What is asked - Starting at the line that contains "Transcribe this image's", copy each line through the end of the listing below. Include both ends and output nothing more.

Provided records -
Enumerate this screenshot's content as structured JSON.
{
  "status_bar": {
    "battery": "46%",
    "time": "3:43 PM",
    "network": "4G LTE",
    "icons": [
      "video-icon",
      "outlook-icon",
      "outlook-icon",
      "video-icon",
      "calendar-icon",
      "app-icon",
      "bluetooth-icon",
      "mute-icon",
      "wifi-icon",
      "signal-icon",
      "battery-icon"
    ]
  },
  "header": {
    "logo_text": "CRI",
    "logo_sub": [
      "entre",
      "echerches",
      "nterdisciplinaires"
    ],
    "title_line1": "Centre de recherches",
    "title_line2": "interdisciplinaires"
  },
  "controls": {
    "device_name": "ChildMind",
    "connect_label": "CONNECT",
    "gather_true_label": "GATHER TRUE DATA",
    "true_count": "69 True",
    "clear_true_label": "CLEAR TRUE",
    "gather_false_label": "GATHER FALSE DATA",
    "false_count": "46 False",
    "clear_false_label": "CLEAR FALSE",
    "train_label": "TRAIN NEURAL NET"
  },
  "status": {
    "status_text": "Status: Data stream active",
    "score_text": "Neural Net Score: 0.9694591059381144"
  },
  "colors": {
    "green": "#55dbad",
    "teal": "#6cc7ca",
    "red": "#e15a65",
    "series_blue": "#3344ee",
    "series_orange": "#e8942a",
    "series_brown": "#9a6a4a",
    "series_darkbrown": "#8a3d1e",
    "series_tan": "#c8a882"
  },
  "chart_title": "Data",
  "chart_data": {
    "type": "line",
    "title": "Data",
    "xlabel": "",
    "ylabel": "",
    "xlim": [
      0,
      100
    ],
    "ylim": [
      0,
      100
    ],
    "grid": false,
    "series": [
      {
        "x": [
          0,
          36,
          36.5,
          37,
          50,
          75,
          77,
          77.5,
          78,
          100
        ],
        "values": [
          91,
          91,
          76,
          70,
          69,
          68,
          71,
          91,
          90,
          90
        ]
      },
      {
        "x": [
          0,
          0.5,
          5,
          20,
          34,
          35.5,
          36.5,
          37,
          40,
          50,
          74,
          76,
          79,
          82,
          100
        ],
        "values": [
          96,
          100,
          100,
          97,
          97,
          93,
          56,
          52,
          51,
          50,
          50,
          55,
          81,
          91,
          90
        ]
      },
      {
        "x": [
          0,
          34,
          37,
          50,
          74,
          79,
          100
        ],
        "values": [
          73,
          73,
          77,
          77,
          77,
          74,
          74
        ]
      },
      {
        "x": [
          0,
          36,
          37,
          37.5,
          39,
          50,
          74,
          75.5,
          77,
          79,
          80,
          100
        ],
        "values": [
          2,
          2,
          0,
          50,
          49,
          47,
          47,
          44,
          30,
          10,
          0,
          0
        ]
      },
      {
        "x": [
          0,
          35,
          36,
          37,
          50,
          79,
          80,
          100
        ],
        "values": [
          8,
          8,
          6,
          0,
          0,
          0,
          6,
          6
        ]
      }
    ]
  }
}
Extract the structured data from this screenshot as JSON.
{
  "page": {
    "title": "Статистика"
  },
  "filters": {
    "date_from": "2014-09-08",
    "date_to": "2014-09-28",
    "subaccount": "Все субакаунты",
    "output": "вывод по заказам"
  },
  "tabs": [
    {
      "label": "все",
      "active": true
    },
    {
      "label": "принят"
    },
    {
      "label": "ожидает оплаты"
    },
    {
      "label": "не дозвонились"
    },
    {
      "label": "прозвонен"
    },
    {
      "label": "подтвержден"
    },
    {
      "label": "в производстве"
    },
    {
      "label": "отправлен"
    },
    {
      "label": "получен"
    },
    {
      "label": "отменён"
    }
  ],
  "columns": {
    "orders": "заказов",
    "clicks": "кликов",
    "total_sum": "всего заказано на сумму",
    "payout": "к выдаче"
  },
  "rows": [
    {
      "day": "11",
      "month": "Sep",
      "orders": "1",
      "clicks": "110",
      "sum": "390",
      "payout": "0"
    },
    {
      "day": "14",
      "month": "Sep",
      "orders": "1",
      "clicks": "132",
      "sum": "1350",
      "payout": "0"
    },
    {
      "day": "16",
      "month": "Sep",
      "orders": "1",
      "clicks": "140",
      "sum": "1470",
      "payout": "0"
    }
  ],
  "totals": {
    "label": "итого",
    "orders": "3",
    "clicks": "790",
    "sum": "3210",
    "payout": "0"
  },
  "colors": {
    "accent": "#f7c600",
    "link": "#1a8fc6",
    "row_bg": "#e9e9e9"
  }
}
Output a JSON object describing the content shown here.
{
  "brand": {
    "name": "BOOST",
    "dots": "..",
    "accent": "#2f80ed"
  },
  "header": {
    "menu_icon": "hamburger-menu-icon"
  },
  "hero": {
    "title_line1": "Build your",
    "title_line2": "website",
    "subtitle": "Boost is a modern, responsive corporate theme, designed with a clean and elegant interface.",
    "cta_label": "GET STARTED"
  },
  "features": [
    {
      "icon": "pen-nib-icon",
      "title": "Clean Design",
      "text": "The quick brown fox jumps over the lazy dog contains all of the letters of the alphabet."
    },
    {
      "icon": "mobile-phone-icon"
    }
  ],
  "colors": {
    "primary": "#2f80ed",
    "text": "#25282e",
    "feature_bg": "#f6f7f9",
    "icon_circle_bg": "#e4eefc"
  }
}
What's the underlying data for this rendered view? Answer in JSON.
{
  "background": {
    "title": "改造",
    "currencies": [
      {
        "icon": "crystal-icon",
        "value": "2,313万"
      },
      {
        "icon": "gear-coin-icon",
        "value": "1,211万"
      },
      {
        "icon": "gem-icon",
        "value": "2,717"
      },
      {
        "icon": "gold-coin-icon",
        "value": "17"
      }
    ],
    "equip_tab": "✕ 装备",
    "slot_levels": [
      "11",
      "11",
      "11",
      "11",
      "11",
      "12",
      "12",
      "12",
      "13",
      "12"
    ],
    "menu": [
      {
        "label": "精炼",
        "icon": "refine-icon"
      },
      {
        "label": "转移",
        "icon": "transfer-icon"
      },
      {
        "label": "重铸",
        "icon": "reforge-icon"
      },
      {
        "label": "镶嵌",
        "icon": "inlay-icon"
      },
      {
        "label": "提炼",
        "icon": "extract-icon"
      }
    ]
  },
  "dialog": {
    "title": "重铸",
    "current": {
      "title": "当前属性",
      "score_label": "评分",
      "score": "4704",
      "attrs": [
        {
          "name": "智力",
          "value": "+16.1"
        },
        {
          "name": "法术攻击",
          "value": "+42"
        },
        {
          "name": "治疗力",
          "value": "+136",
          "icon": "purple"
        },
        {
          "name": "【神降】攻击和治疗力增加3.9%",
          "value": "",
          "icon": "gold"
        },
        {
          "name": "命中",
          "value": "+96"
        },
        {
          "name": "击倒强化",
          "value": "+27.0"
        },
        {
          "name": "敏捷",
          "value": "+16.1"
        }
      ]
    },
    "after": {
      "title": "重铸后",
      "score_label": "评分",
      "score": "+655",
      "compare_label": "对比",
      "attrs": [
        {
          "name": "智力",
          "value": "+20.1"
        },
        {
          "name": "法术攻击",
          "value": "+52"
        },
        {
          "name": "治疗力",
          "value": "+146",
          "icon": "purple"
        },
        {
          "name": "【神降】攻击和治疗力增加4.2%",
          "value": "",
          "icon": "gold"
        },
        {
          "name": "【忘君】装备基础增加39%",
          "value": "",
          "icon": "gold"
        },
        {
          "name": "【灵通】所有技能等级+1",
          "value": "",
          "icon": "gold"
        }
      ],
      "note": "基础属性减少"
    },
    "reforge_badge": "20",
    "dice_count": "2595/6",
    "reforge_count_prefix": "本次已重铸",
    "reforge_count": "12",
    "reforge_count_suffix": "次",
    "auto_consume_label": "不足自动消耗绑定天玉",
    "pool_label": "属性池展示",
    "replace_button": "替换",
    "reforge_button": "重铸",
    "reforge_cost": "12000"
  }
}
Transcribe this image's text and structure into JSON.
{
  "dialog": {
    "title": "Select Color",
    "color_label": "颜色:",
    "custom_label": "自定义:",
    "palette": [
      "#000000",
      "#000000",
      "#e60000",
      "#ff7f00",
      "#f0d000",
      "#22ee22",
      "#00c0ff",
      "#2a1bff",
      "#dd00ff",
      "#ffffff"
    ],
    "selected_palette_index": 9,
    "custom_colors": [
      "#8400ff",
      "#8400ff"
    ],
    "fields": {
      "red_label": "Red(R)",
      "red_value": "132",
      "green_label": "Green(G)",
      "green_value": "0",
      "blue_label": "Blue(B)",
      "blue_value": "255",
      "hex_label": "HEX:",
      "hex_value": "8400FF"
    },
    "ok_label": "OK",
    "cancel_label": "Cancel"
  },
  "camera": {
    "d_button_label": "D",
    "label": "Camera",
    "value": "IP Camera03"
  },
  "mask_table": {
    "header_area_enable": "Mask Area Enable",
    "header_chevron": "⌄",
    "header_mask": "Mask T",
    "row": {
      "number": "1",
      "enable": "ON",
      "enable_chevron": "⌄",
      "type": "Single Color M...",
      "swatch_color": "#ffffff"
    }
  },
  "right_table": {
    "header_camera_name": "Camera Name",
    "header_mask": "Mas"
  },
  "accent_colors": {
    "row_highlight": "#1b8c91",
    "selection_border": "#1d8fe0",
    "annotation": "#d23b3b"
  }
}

Exercise result -
Transcribe this image's text and structure into JSON.
{
  "dialog": {
    "title": "Select Color",
    "color_label": "颜色:",
    "custom_label": "自定义:",
    "palette": [
      "#000000",
      "#000000",
      "#e60000",
      "#ff7f00",
      "#f0d000",
      "#22ee22",
      "#00c0ff",
      "#2a1bff",
      "#dd00ff",
      "#ffffff"
    ],
    "selected_palette_index": 9,
    "custom_colors": [
      "#8400ff",
      "#8400ff"
    ],
    "fields": {
      "red_label": "Red(R)",
      "red_value": "132",
      "green_label": "Green(G)",
      "green_value": "0",
      "blue_label": "Blue(B)",
      "blue_value": "255",
      "hex_label": "HEX:",
      "hex_value": "8400FF"
    },
    "ok_label": "OK",
    "cancel_label": "Cancel"
  },
  "camera": {
    "d_button_label": "D",
    "label": "Camera",
    "value": "IP Camera03"
  },
  "mask_table": {
    "header_area_enable": "Mask Area Enable",
    "header_chevron": "⌄",
    "header_mask": "Mask T",
    "row": {
      "number": "1",
      "enable": "ON",
      "enable_chevron": "⌄",
      "type": "Single Color M...",
      "swatch_color": "#ffffff"
    }
  },
  "right_table": {
    "header_camera_name": "Camera Name",
    "header_mask": "Mas"
  },
  "accent_colors": {
    "row_highlight": "#1b8c91",
    "selection_border": "#1d8fe0",
    "annotation": "#d23b3b"
  }
}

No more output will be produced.